Your task is to restate the data word for word.

**Dataset rows**.
════════════════
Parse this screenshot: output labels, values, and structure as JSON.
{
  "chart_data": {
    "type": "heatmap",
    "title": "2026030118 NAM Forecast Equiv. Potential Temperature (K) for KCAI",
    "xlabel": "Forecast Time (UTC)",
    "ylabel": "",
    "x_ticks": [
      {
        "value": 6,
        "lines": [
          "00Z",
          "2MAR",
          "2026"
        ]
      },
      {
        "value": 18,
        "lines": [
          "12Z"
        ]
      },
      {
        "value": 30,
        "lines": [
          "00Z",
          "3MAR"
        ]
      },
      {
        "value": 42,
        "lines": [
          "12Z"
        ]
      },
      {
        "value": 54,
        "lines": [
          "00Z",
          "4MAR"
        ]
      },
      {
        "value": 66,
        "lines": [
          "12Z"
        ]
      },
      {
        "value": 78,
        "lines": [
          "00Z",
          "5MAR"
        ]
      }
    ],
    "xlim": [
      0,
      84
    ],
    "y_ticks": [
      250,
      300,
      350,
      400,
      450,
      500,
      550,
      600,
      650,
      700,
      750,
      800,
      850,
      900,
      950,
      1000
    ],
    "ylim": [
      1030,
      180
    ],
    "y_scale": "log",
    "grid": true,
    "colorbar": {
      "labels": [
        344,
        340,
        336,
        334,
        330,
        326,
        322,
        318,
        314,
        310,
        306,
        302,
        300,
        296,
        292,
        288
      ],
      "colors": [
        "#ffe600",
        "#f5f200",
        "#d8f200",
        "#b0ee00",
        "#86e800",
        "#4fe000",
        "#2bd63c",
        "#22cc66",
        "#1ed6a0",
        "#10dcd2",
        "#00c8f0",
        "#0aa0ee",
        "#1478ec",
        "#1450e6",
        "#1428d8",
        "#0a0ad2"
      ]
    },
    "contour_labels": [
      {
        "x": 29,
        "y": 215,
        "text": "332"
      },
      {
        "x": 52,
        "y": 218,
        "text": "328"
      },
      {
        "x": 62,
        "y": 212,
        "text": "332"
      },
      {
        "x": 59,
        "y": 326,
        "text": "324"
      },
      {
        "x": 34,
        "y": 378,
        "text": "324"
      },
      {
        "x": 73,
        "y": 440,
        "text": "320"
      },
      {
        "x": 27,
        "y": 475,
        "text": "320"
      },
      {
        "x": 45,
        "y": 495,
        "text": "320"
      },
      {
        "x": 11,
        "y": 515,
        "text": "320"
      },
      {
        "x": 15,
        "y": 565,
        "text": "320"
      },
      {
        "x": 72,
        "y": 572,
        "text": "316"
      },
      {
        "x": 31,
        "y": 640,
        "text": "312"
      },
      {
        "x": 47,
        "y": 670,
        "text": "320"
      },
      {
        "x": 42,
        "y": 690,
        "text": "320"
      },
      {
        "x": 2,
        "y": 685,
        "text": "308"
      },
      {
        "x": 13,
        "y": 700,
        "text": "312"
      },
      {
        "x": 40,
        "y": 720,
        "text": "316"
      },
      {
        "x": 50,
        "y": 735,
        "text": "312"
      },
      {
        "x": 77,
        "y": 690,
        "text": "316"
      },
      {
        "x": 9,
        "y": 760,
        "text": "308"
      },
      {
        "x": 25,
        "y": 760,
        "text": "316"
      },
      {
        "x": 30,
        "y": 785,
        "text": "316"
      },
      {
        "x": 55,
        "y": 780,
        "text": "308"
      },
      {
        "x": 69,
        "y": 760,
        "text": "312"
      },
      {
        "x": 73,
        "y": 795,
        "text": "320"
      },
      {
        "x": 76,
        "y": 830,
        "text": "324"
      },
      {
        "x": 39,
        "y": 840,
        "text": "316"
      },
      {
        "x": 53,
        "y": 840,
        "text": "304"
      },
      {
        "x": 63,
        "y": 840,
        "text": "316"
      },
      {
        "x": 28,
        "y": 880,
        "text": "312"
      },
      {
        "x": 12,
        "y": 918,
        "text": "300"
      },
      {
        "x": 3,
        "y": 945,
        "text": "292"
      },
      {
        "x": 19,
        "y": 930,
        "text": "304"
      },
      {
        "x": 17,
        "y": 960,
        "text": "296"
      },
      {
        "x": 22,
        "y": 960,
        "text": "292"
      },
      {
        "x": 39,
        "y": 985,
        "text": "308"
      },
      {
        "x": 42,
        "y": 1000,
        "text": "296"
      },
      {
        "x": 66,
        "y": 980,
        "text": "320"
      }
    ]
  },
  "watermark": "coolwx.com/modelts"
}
════════════════
**Complete response**.
Parse this screenshot: output labels, values, and structure as JSON.
{
  "chart_data": {
    "type": "heatmap",
    "title": "2026030118 NAM Forecast Equiv. Potential Temperature (K) for KCAI",
    "xlabel": "Forecast Time (UTC)",
    "ylabel": "",
    "x_ticks": [
      {
        "value": 6,
        "lines": [
          "00Z",
          "2MAR",
          "2026"
        ]
      },
      {
        "value": 18,
        "lines": [
          "12Z"
        ]
      },
      {
        "value": 30,
        "lines": [
          "00Z",
          "3MAR"
        ]
      },
      {
        "value": 42,
        "lines": [
          "12Z"
        ]
      },
      {
        "value": 54,
        "lines": [
          "00Z",
          "4MAR"
        ]
      },
      {
        "value": 66,
        "lines": [
          "12Z"
        ]
      },
      {
        "value": 78,
        "lines": [
          "00Z",
          "5MAR"
        ]
      }
    ],
    "xlim": [
      0,
      84
    ],
    "y_ticks": [
      250,
      300,
      350,
      400,
      450,
      500,
      550,
      600,
      650,
      700,
      750,
      800,
      850,
      900,
      950,
      1000
    ],
    "ylim": [
      1030,
      180
    ],
    "y_scale": "log",
    "grid": true,
    "colorbar": {
      "labels": [
        344,
        340,
        336,
        334,
        330,
        326,
        322,
        318,
        314,
        310,
        306,
        302,
        300,
        296,
        292,
        288
      ],
      "colors": [
        "#ffe600",
        "#f5f200",
        "#d8f200",
        "#b0ee00",
        "#86e800",
        "#4fe000",
        "#2bd63c",
        "#22cc66",
        "#1ed6a0",
        "#10dcd2",
        "#00c8f0",
        "#0aa0ee",
        "#1478ec",
        "#1450e6",
        "#1428d8",
        "#0a0ad2"
      ]
    },
    "contour_labels": [
      {
        "x": 29,
        "y": 215,
        "text": "332"
      },
      {
        "x": 52,
        "y": 218,
        "text": "328"
      },
      {
        "x": 62,
        "y": 212,
        "text": "332"
      },
      {
        "x": 59,
        "y": 326,
        "text": "324"
      },
      {
        "x": 34,
        "y": 378,
        "text": "324"
      },
      {
        "x": 73,
        "y": 440,
        "text": "320"
      },
      {
        "x": 27,
        "y": 475,
        "text": "320"
      },
      {
        "x": 45,
        "y": 495,
        "text": "320"
      },
      {
        "x": 11,
        "y": 515,
        "text": "320"
      },
      {
        "x": 15,
        "y": 565,
        "text": "320"
      },
      {
        "x": 72,
        "y": 572,
        "text": "316"
      },
      {
        "x": 31,
        "y": 640,
        "text": "312"
      },
      {
        "x": 47,
        "y": 670,
        "text": "320"
      },
      {
        "x": 42,
        "y": 690,
        "text": "320"
      },
      {
        "x": 2,
        "y": 685,
        "text": "308"
      },
      {
        "x": 13,
        "y": 700,
        "text": "312"
      },
      {
        "x": 40,
        "y": 720,
        "text": "316"
      },
      {
        "x": 50,
        "y": 735,
        "text": "312"
      },
      {
        "x": 77,
        "y": 690,
        "text": "316"
      },
      {
        "x": 9,
        "y": 760,
        "text": "308"
      },
      {
        "x": 25,
        "y": 760,
        "text": "316"
      },
      {
        "x": 30,
        "y": 785,
        "text": "316"
      },
      {
        "x": 55,
        "y": 780,
        "text": "308"
      },
      {
        "x": 69,
        "y": 760,
        "text": "312"
      },
      {
        "x": 73,
        "y": 795,
        "text": "320"
      },
      {
        "x": 76,
        "y": 830,
        "text": "324"
      },
      {
        "x": 39,
        "y": 840,
        "text": "316"
      },
      {
        "x": 53,
        "y": 840,
        "text": "304"
      },
      {
        "x": 63,
        "y": 840,
        "text": "316"
      },
      {
        "x": 28,
        "y": 880,
        "text": "312"
      },
      {
        "x": 12,
        "y": 918,
        "text": "300"
      },
      {
        "x": 3,
        "y": 945,
        "text": "292"
      },
      {
        "x": 19,
        "y": 930,
        "text": "304"
      },
      {
        "x": 17,
        "y": 960,
        "text": "296"
      },
      {
        "x": 22,
        "y": 960,
        "text": "292"
      },
      {
        "x": 39,
        "y": 985,
        "text": "308"
      },
      {
        "x": 42,
        "y": 1000,
        "text": "296"
      },
      {
        "x": 66,
        "y": 980,
        "text": "320"
      }
    ]
  },
  "watermark": "coolwx.com/modelts"
}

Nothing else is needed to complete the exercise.